▸ **DATASET EXTRACT**
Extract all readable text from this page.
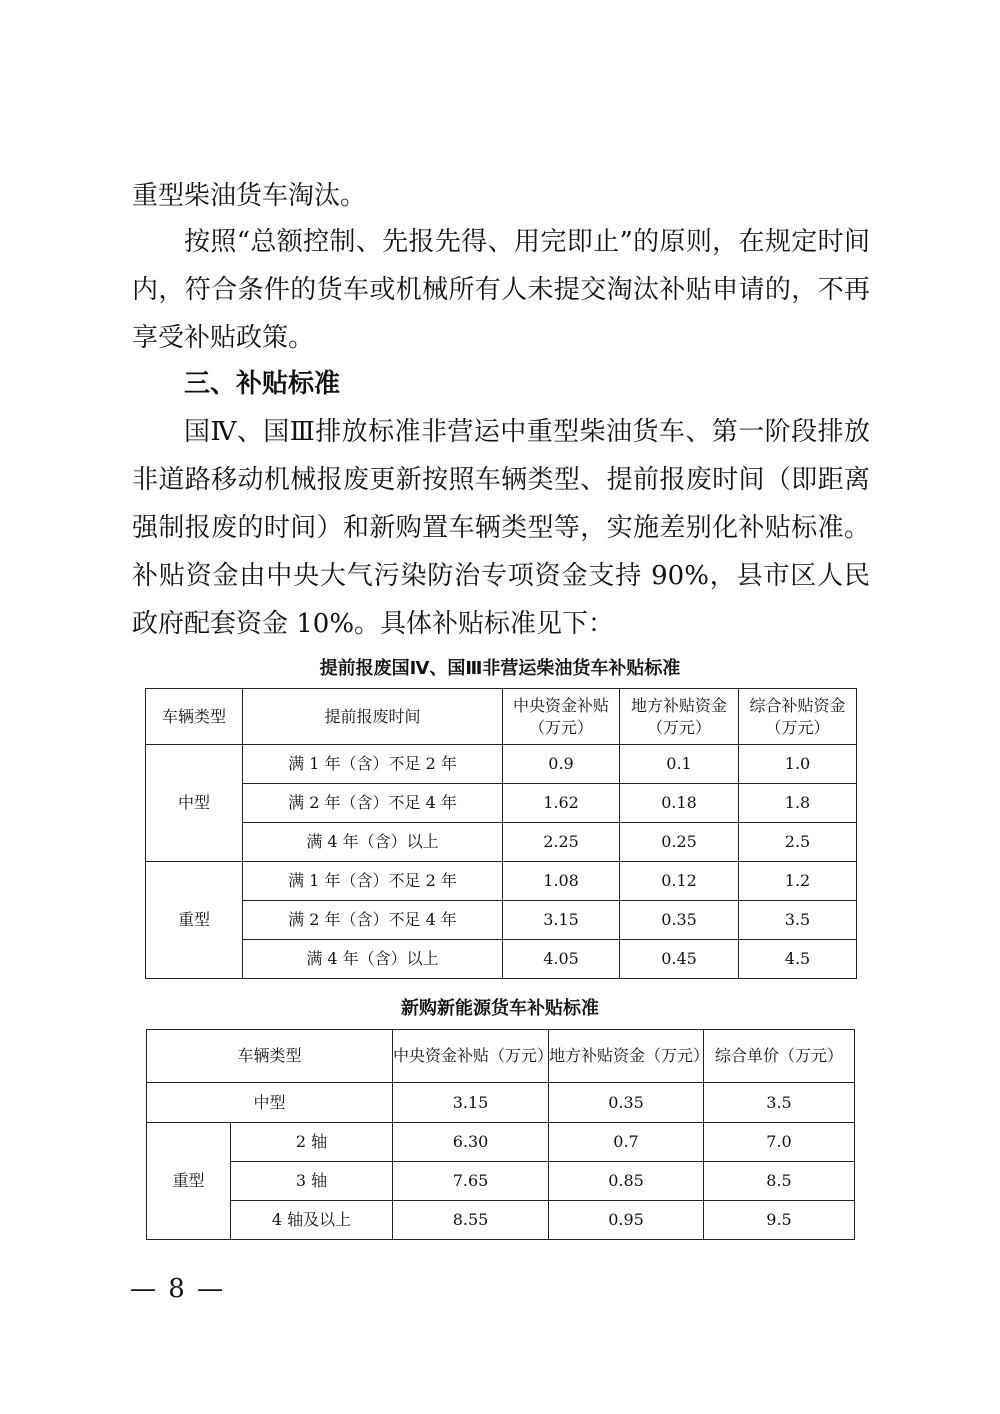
重型柴油货车淘汰。

按照“总额控制、先报先得、用完即止”的原则，在规定时间内，符合条件的货车或机械所有人未提交淘汰补贴申请的，不再享受补贴政策。

三、补贴标准

国Ⅳ、国Ⅲ排放标准非营运中重型柴油货车、第一阶段排放非道路移动机械报废更新按照车辆类型、提前报废时间（即距离强制报废的时间）和新购置车辆类型等，实施差别化补贴标准。补贴资金由中央大气污染防治专项资金支持 90%，县市区人民政府配套资金 10%。具体补贴标准见下：

提前报废国Ⅳ、国Ⅲ非营运柴油货车补贴标准

车辆类型	提前报废时间	中央资金补贴（万元）	地方补贴资金（万元）	综合补贴资金（万元）
中型	满 1 年（含）不足 2 年	0.9	0.1	1.0
	满 2 年（含）不足 4 年	1.62	0.18	1.8
	满 4 年（含）以上	2.25	0.25	2.5
重型	满 1 年（含）不足 2 年	1.08	0.12	1.2
	满 2 年（含）不足 4 年	3.15	0.35	3.5
	满 4 年（含）以上	4.05	0.45	4.5

新购新能源货车补贴标准

车辆类型		中央资金补贴（万元）	地方补贴资金（万元）	综合单价（万元）
中型		3.15	0.35	3.5
重型	2 轴	6.30	0.7	7.0
	3 轴	7.65	0.85	8.5
	4 轴及以上	8.55	0.95	9.5
— 8 —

▸ **INSTRUCTIONS TO FOLLOW**
Omit the pictures, and quote the material above exactly as given.

▸ **THE ANSWER**
Extract all readable text from this page.
重型柴油货车淘汰。

按照“总额控制、先报先得、用完即止”的原则，在规定时间内，符合条件的货车或机械所有人未提交淘汰补贴申请的，不再享受补贴政策。

三、补贴标准

国Ⅳ、国Ⅲ排放标准非营运中重型柴油货车、第一阶段排放非道路移动机械报废更新按照车辆类型、提前报废时间（即距离强制报废的时间）和新购置车辆类型等，实施差别化补贴标准。补贴资金由中央大气污染防治专项资金支持 90%，县市区人民政府配套资金 10%。具体补贴标准见下：

提前报废国Ⅳ、国Ⅲ非营运柴油货车补贴标准

车辆类型	提前报废时间	中央资金补贴（万元）	地方补贴资金（万元）	综合补贴资金（万元）
中型	满 1 年（含）不足 2 年	0.9	0.1	1.0
	满 2 年（含）不足 4 年	1.62	0.18	1.8
	满 4 年（含）以上	2.25	0.25	2.5
重型	满 1 年（含）不足 2 年	1.08	0.12	1.2
	满 2 年（含）不足 4 年	3.15	0.35	3.5
	满 4 年（含）以上	4.05	0.45	4.5

新购新能源货车补贴标准

车辆类型		中央资金补贴（万元）	地方补贴资金（万元）	综合单价（万元）
中型		3.15	0.35	3.5
重型	2 轴	6.30	0.7	7.0
	3 轴	7.65	0.85	8.5
	4 轴及以上	8.55	0.95	9.5
— 8 —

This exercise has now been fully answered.